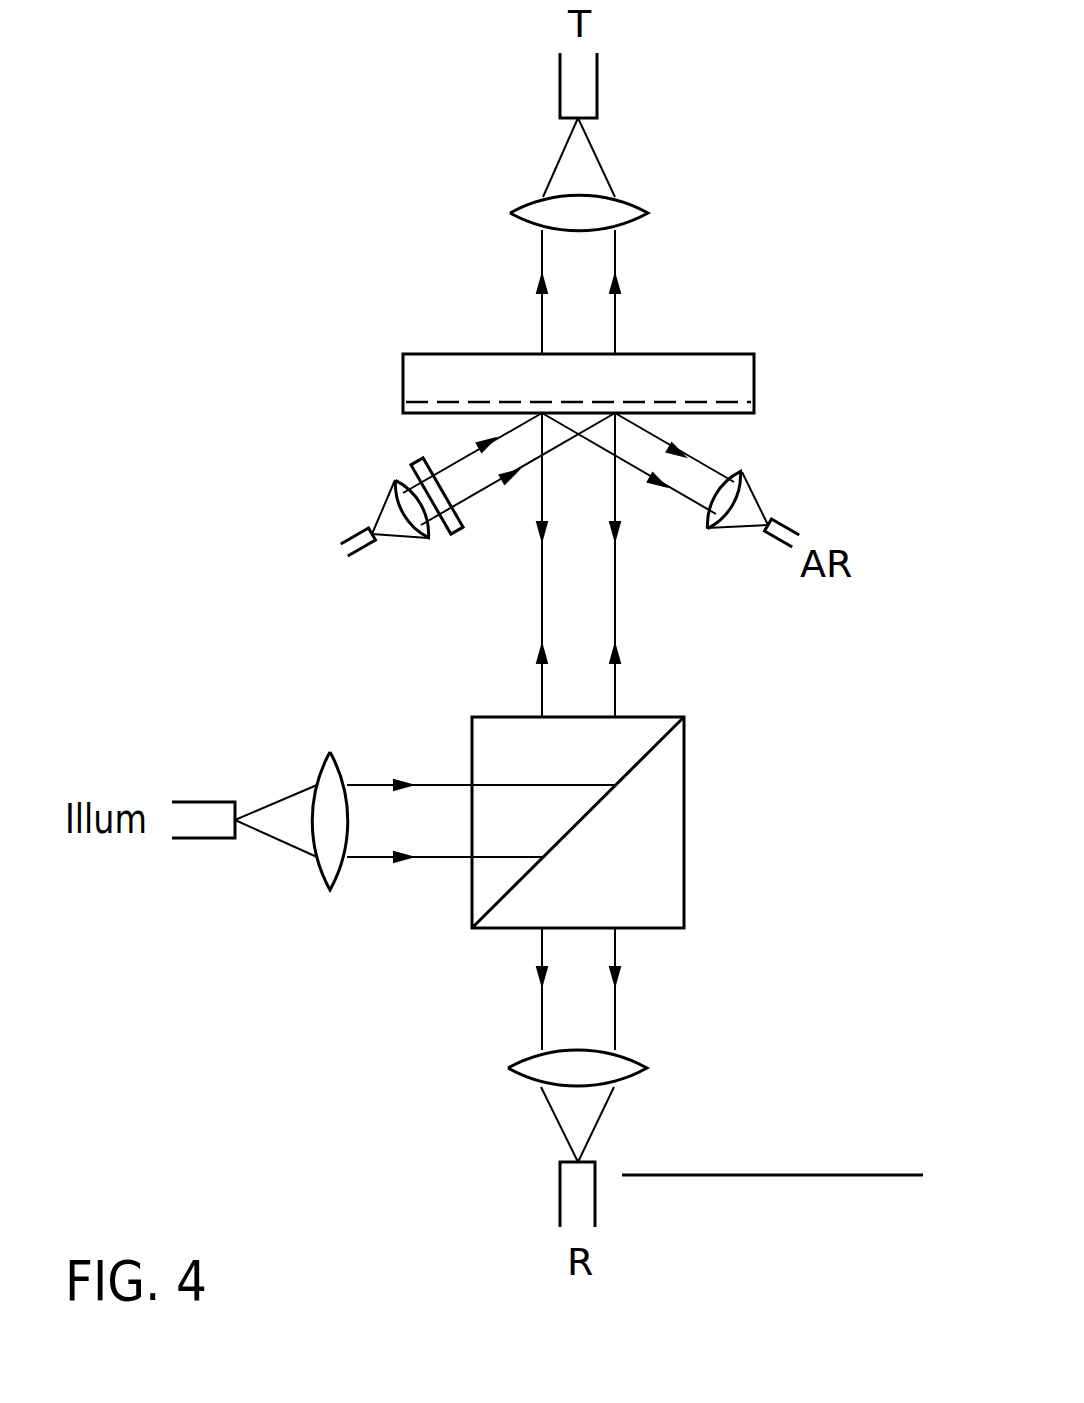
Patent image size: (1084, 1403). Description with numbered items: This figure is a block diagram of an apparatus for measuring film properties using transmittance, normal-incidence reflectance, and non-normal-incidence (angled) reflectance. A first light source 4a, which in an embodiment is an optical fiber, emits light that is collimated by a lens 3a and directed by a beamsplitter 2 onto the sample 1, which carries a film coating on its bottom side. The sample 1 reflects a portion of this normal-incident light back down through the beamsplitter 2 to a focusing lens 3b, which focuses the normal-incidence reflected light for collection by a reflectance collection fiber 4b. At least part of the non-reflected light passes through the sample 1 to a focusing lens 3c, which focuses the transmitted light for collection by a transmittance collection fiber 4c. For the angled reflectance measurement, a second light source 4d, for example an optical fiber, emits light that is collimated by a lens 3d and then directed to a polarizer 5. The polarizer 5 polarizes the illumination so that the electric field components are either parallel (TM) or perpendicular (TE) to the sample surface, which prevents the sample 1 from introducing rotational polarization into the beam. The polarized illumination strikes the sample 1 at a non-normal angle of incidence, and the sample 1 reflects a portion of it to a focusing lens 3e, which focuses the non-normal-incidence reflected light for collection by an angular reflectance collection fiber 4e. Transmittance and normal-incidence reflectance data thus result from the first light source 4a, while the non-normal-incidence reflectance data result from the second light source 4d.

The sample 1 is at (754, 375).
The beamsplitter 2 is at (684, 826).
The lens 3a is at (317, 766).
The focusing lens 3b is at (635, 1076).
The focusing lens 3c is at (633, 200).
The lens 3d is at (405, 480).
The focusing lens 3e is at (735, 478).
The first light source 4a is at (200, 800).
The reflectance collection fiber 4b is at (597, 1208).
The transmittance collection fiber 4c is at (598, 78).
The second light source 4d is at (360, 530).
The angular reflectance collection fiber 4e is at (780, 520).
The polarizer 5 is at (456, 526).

######

WHAT THE TASK REQUIRES
Format the lines of the entry above as a JSON list of strings, one string per line. Omit blank lines and leave the picture out of the answer.

TASK OUTPUT
[
  "Patent image size: (1084, 1403). Description with numbered items: This figure is a block diagram of an apparatus for measuring film properties using transmittance, normal-incidence reflectance, and non-normal-incidence (angled) reflectance. A first light source 4a, which in an embodiment is an optical fiber, emits light that is collimated by a lens 3a and directed by a beamsplitter 2 onto the sample 1, which carries a film coating on its bottom side. The sample 1 reflects a portion of this normal-incident light back down through the beamsplitter 2 to a focusing lens 3b, which focuses the normal-incidence reflected light for collection by a reflectance collection fiber 4b. At least part of the non-reflected light passes through the sample 1 to a focusing lens 3c, which focuses the transmitted light for collection by a transmittance collection fiber 4c. For the angled reflectance measurement, a second light source 4d, for example an optical fiber, emits light that is collimated by a lens 3d and then directed to a polarizer 5. The polarizer 5 polarizes the illumination so that the electric field components are either parallel (TM) or perpendicular (TE) to the sample surface, which prevents the sample 1 from introducing rotational polarization into the beam. The polarized illumination strikes the sample 1 at a non-normal angle of incidence, and the sample 1 reflects a portion of it to a focusing lens 3e, which focuses the non-normal-incidence reflected light for collection by an angular reflectance collection fiber 4e. Transmittance and normal-incidence reflectance data thus result from the first light source 4a, while the non-normal-incidence reflectance data result from the second light source 4d.",
  "The sample 1 is at (754, 375).",
  "The beamsplitter 2 is at (684, 826).",
  "The lens 3a is at (317, 766).",
  "The focusing lens 3b is at (635, 1076).",
  "The focusing lens 3c is at (633, 200).",
  "The lens 3d is at (405, 480).",
  "The focusing lens 3e is at (735, 478).",
  "The first light source 4a is at (200, 800).",
  "The reflectance collection fiber 4b is at (597, 1208).",
  "The transmittance collection fiber 4c is at (598, 78).",
  "The second light source 4d is at (360, 530).",
  "The angular reflectance collection fiber 4e is at (780, 520).",
  "The polarizer 5 is at (456, 526)."
]